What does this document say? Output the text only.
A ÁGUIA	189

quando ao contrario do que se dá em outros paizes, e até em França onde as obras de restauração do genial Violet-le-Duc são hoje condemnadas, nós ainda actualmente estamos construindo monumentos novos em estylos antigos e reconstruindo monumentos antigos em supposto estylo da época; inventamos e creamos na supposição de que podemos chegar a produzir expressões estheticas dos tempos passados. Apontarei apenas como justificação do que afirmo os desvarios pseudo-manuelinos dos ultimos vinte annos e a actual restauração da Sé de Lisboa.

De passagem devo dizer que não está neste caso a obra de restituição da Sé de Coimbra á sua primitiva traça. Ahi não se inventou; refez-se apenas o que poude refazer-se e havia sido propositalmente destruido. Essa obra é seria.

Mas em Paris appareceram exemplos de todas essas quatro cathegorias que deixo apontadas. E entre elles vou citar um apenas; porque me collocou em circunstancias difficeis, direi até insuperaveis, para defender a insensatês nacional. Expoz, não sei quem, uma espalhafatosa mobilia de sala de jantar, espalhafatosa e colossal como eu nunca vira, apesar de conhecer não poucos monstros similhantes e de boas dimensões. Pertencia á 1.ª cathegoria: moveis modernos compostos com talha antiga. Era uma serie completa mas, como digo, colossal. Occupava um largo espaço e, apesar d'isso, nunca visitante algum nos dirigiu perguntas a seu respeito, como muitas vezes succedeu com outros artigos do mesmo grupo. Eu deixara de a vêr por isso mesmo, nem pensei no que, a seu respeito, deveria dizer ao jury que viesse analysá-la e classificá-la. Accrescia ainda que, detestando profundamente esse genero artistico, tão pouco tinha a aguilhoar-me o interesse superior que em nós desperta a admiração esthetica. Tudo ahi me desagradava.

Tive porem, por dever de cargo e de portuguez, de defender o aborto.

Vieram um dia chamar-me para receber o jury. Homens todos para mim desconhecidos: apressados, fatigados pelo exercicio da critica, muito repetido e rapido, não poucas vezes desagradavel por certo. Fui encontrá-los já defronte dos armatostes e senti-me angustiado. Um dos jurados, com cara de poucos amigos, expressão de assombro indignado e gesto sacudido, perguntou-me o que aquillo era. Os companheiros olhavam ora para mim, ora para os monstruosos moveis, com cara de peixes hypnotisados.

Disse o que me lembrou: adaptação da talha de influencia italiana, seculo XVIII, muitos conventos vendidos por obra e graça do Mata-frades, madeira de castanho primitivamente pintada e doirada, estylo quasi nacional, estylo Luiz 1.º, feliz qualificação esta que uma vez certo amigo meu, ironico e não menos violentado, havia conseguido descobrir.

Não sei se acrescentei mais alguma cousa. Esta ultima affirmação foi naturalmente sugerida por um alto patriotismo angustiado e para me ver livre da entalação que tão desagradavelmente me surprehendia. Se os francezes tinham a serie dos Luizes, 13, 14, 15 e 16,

What to produce: Gather each line holding the string "dizer".

Result for this task:
De passagem devo dizer que não está neste caso a obra de restituição da Sé de Coimbra á sua primitiva traça. Ahi não se inventou; refez-se apenas o que poude refazer-se e havia sido propositalmente destruido. Essa obra é seria.
Mas em Paris appareceram exemplos de todas essas quatro cathegorias que deixo apontadas. E entre elles vou citar um apenas; porque me collocou em circunstancias difficeis, direi até insuperaveis, para defender a insensatês nacional. Expoz, não sei quem, uma espalhafatosa mobilia de sala de jantar, espalhafatosa e colossal como eu nunca vira, apesar de conhecer não poucos monstros similhantes e de boas dimensões. Pertencia á 1.ª cathegoria: moveis modernos compostos com talha antiga. Era uma serie completa mas, como digo, colossal. Occupava um largo espaço e, apesar d'isso, nunca visitante algum nos dirigiu perguntas a seu respeito, como muitas vezes succedeu com outros artigos do mesmo grupo. Eu deixara de a vêr por isso mesmo, nem pensei no que, a seu respeito, deveria dizer ao jury que viesse analysá-la e classificá-la. Accrescia ainda que, detestando profundamente esse genero artistico, tão pouco tinha a aguilhoar-me o interesse superior que em nós desperta a admiração esthetica. Tudo ahi me desagradava.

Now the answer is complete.